▶ [WRITTEN REQUEST]: Make an exact copy of the data below, leaving out every picture.

▶ [SOURCE MATERIAL]:
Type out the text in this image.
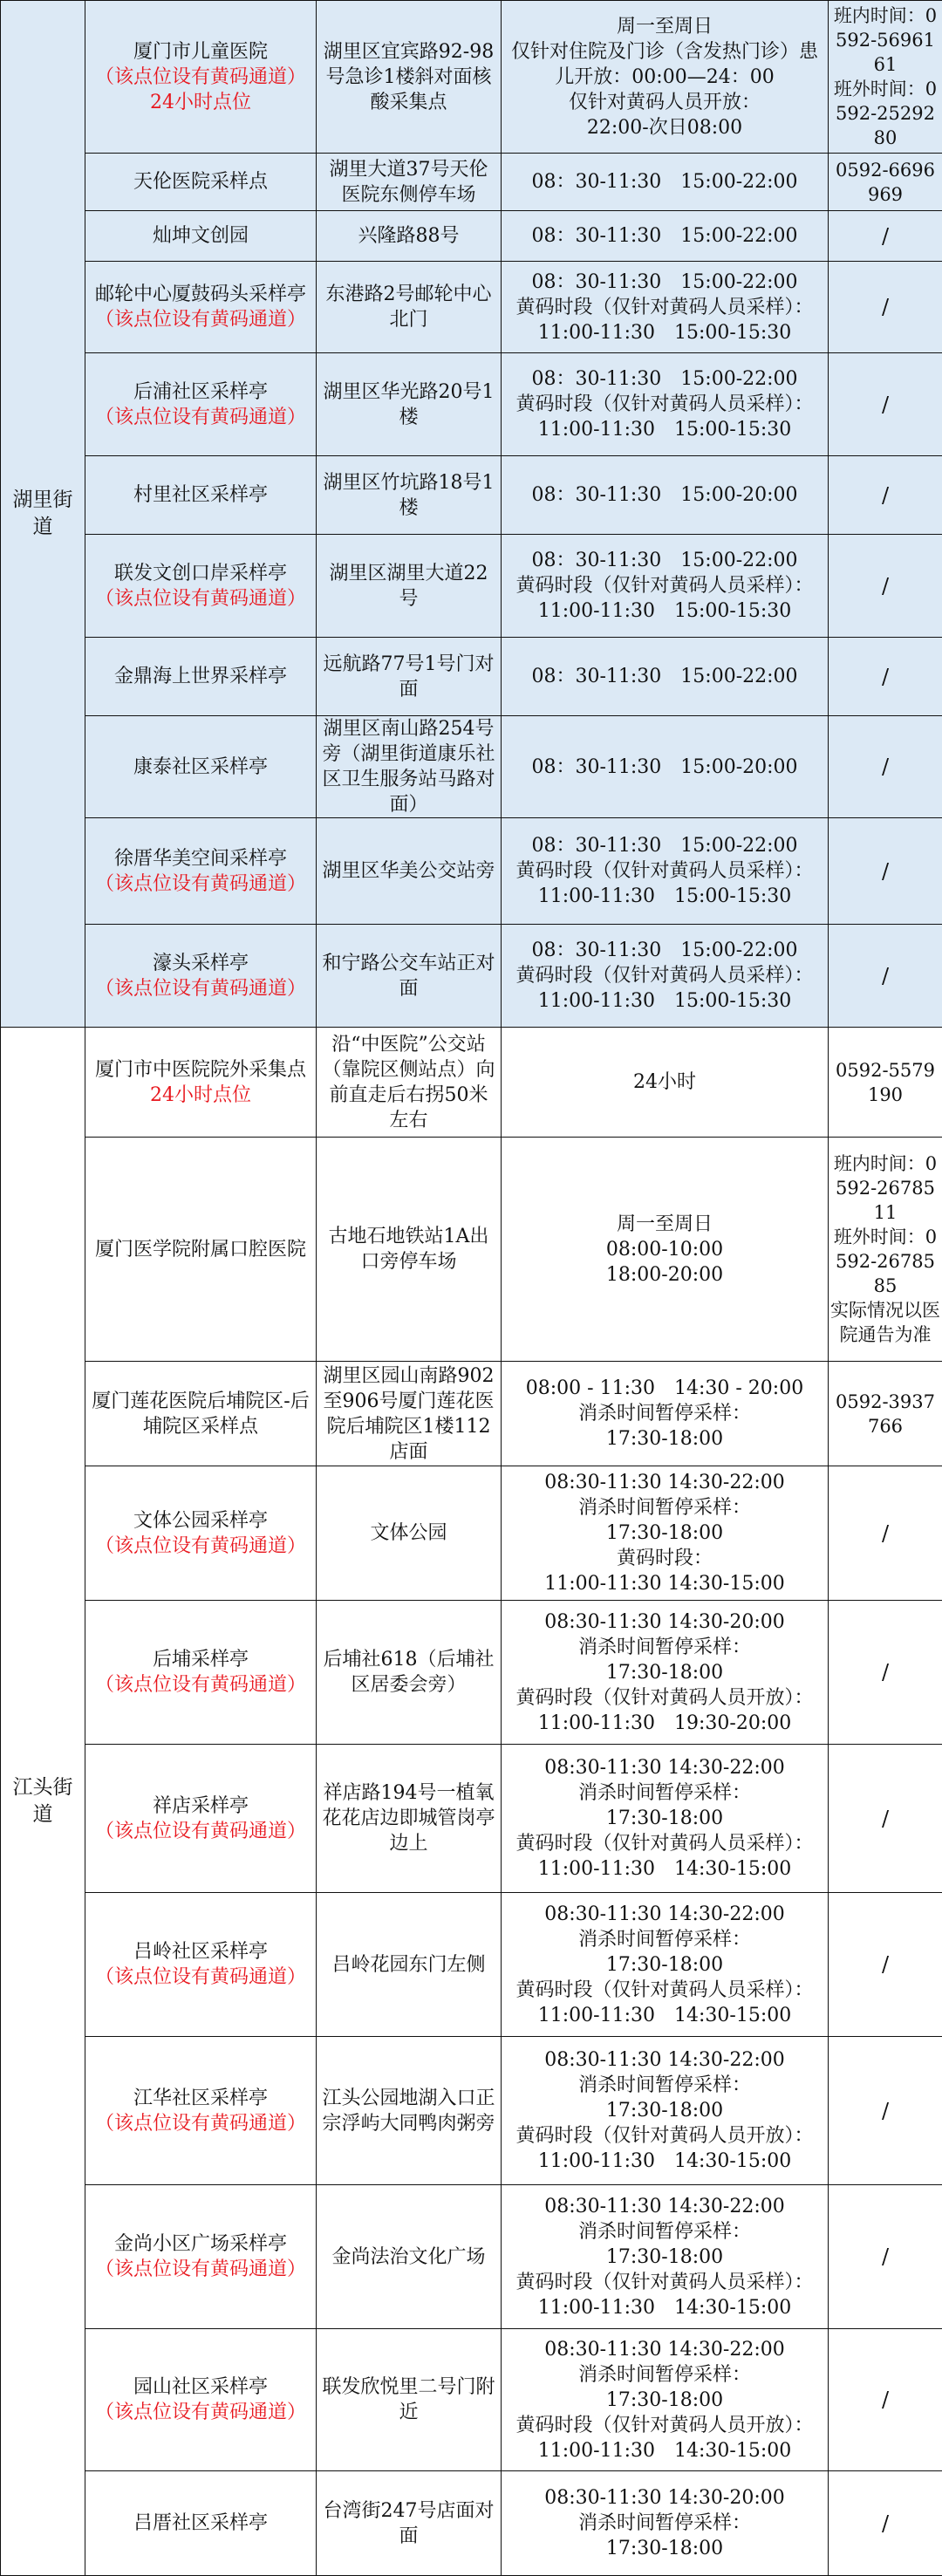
湖里街道	厦门市儿童医院
（该点位设有黄码通道）
24小时点位	湖里区宜宾路92-98号急诊1楼斜对面核酸采集点	周一至周日
仅针对住院及门诊（含发热门诊）患儿开放：00:00—24：00
仅针对黄码人员开放：
22:00-次日08:00	班内时间：0592-5696161
班外时间：0592-2529280

	天伦医院采样点	湖里大道37号天伦医院东侧停车场	08：30-11:30　15:00-22:00	0592-6696969

	灿坤文创园	兴隆路88号	08：30-11:30　15:00-22:00	/

	邮轮中心厦鼓码头采样亭
（该点位设有黄码通道）	东港路2号邮轮中心北门	08：30-11:30　15:00-22:00
黄码时段（仅针对黄码人员采样）：
11:00-11:30　15:00-15:30	/

	后浦社区采样亭
（该点位设有黄码通道）	湖里区华光路20号1楼	08：30-11:30　15:00-22:00
黄码时段（仅针对黄码人员采样）：
11:00-11:30　15:00-15:30	/

	村里社区采样亭	湖里区竹坑路18号1楼	08：30-11:30　15:00-20:00	/

	联发文创口岸采样亭
（该点位设有黄码通道）	湖里区湖里大道22号	08：30-11:30　15:00-22:00
黄码时段（仅针对黄码人员采样）：
11:00-11:30　15:00-15:30	/

	金鼎海上世界采样亭	远航路77号1号门对面	08：30-11:30　15:00-22:00	/

	康泰社区采样亭	湖里区南山路254号旁（湖里街道康乐社区卫生服务站马路对面）	08：30-11:30　15:00-20:00	/

	徐厝华美空间采样亭
（该点位设有黄码通道）	湖里区华美公交站旁	08：30-11:30　15:00-22:00
黄码时段（仅针对黄码人员采样）：
11:00-11:30　15:00-15:30	/

	濠头采样亭
（该点位设有黄码通道）	和宁路公交车站正对面	08：30-11:30　15:00-22:00
黄码时段（仅针对黄码人员采样）：
11:00-11:30　15:00-15:30	/

江头街道	厦门市中医院院外采集点
24小时点位	沿“中医院”公交站（靠院区侧站点）向前直走后右拐50米左右	24小时	0592-5579190

	厦门医学院附属口腔医院	古地石地铁站1A出口旁停车场	周一至周日
08:00-10:00
18:00-20:00	班内时间：0592-2678511
班外时间：0592-2678585
实际情况以医院通告为准

	厦门莲花医院后埔院区-后埔院区采样点	湖里区园山南路902至906号厦门莲花医院后埔院区1楼112店面	08:00 - 11:30　14:30 - 20:00
消杀时间暂停采样：
17:30-18:00	0592-3937766

	文体公园采样亭
（该点位设有黄码通道）	文体公园	08:30-11:30 14:30-22:00
消杀时间暂停采样：
17:30-18:00
黄码时段：
11:00-11:30 14:30-15:00	/

	后埔采样亭
（该点位设有黄码通道）	后埔社618（后埔社区居委会旁）	08:30-11:30 14:30-20:00
消杀时间暂停采样：
17:30-18:00
黄码时段（仅针对黄码人员开放）：
11:00-11:30　19:30-20:00	/

	祥店采样亭
（该点位设有黄码通道）	祥店路194号一植氧花花店边即城管岗亭边上	08:30-11:30 14:30-22:00
消杀时间暂停采样：
17:30-18:00
黄码时段（仅针对黄码人员采样）：
11:00-11:30　14:30-15:00	/

	吕岭社区采样亭
（该点位设有黄码通道）	吕岭花园东门左侧	08:30-11:30 14:30-22:00
消杀时间暂停采样：
17:30-18:00
黄码时段（仅针对黄码人员采样）：
11:00-11:30　14:30-15:00	/

	江华社区采样亭
（该点位设有黄码通道）	江头公园地湖入口正宗浮屿大同鸭肉粥旁	08:30-11:30 14:30-22:00
消杀时间暂停采样：
17:30-18:00
黄码时段（仅针对黄码人员开放）：
11:00-11:30　14:30-15:00	/

	金尚小区广场采样亭
（该点位设有黄码通道）	金尚法治文化广场	08:30-11:30 14:30-22:00
消杀时间暂停采样：
17:30-18:00
黄码时段（仅针对黄码人员采样）：
11:00-11:30　14:30-15:00	/

	园山社区采样亭
（该点位设有黄码通道）	联发欣悦里二号门附近	08:30-11:30 14:30-22:00
消杀时间暂停采样：
17:30-18:00
黄码时段（仅针对黄码人员开放）：
11:00-11:30　14:30-15:00	/

	吕厝社区采样亭	台湾街247号店面对面	08:30-11:30 14:30-20:00
消杀时间暂停采样：
17:30-18:00	/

▶ [TASK OUTPUT]:
Type out the text in this image.
湖里街道	厦门市儿童医院
（该点位设有黄码通道）
24小时点位	湖里区宜宾路92-98号急诊1楼斜对面核酸采集点	周一至周日
仅针对住院及门诊（含发热门诊）患儿开放：00:00—24：00
仅针对黄码人员开放：
22:00-次日08:00	班内时间：0592-5696161
班外时间：0592-2529280

	天伦医院采样点	湖里大道37号天伦医院东侧停车场	08：30-11:30　15:00-22:00	0592-6696969

	灿坤文创园	兴隆路88号	08：30-11:30　15:00-22:00	/

	邮轮中心厦鼓码头采样亭
（该点位设有黄码通道）	东港路2号邮轮中心北门	08：30-11:30　15:00-22:00
黄码时段（仅针对黄码人员采样）：
11:00-11:30　15:00-15:30	/

	后浦社区采样亭
（该点位设有黄码通道）	湖里区华光路20号1楼	08：30-11:30　15:00-22:00
黄码时段（仅针对黄码人员采样）：
11:00-11:30　15:00-15:30	/

	村里社区采样亭	湖里区竹坑路18号1楼	08：30-11:30　15:00-20:00	/

	联发文创口岸采样亭
（该点位设有黄码通道）	湖里区湖里大道22号	08：30-11:30　15:00-22:00
黄码时段（仅针对黄码人员采样）：
11:00-11:30　15:00-15:30	/

	金鼎海上世界采样亭	远航路77号1号门对面	08：30-11:30　15:00-22:00	/

	康泰社区采样亭	湖里区南山路254号旁（湖里街道康乐社区卫生服务站马路对面）	08：30-11:30　15:00-20:00	/

	徐厝华美空间采样亭
（该点位设有黄码通道）	湖里区华美公交站旁	08：30-11:30　15:00-22:00
黄码时段（仅针对黄码人员采样）：
11:00-11:30　15:00-15:30	/

	濠头采样亭
（该点位设有黄码通道）	和宁路公交车站正对面	08：30-11:30　15:00-22:00
黄码时段（仅针对黄码人员采样）：
11:00-11:30　15:00-15:30	/

江头街道	厦门市中医院院外采集点
24小时点位	沿“中医院”公交站（靠院区侧站点）向前直走后右拐50米左右	24小时	0592-5579190

	厦门医学院附属口腔医院	古地石地铁站1A出口旁停车场	周一至周日
08:00-10:00
18:00-20:00	班内时间：0592-2678511
班外时间：0592-2678585
实际情况以医院通告为准

	厦门莲花医院后埔院区-后埔院区采样点	湖里区园山南路902至906号厦门莲花医院后埔院区1楼112店面	08:00 - 11:30　14:30 - 20:00
消杀时间暂停采样：
17:30-18:00	0592-3937766

	文体公园采样亭
（该点位设有黄码通道）	文体公园	08:30-11:30 14:30-22:00
消杀时间暂停采样：
17:30-18:00
黄码时段：
11:00-11:30 14:30-15:00	/

	后埔采样亭
（该点位设有黄码通道）	后埔社618（后埔社区居委会旁）	08:30-11:30 14:30-20:00
消杀时间暂停采样：
17:30-18:00
黄码时段（仅针对黄码人员开放）：
11:00-11:30　19:30-20:00	/

	祥店采样亭
（该点位设有黄码通道）	祥店路194号一植氧花花店边即城管岗亭边上	08:30-11:30 14:30-22:00
消杀时间暂停采样：
17:30-18:00
黄码时段（仅针对黄码人员采样）：
11:00-11:30　14:30-15:00	/

	吕岭社区采样亭
（该点位设有黄码通道）	吕岭花园东门左侧	08:30-11:30 14:30-22:00
消杀时间暂停采样：
17:30-18:00
黄码时段（仅针对黄码人员采样）：
11:00-11:30　14:30-15:00	/

	江华社区采样亭
（该点位设有黄码通道）	江头公园地湖入口正宗浮屿大同鸭肉粥旁	08:30-11:30 14:30-22:00
消杀时间暂停采样：
17:30-18:00
黄码时段（仅针对黄码人员开放）：
11:00-11:30　14:30-15:00	/

	金尚小区广场采样亭
（该点位设有黄码通道）	金尚法治文化广场	08:30-11:30 14:30-22:00
消杀时间暂停采样：
17:30-18:00
黄码时段（仅针对黄码人员采样）：
11:00-11:30　14:30-15:00	/

	园山社区采样亭
（该点位设有黄码通道）	联发欣悦里二号门附近	08:30-11:30 14:30-22:00
消杀时间暂停采样：
17:30-18:00
黄码时段（仅针对黄码人员开放）：
11:00-11:30　14:30-15:00	/

	吕厝社区采样亭	台湾街247号店面对面	08:30-11:30 14:30-20:00
消杀时间暂停采样：
17:30-18:00	/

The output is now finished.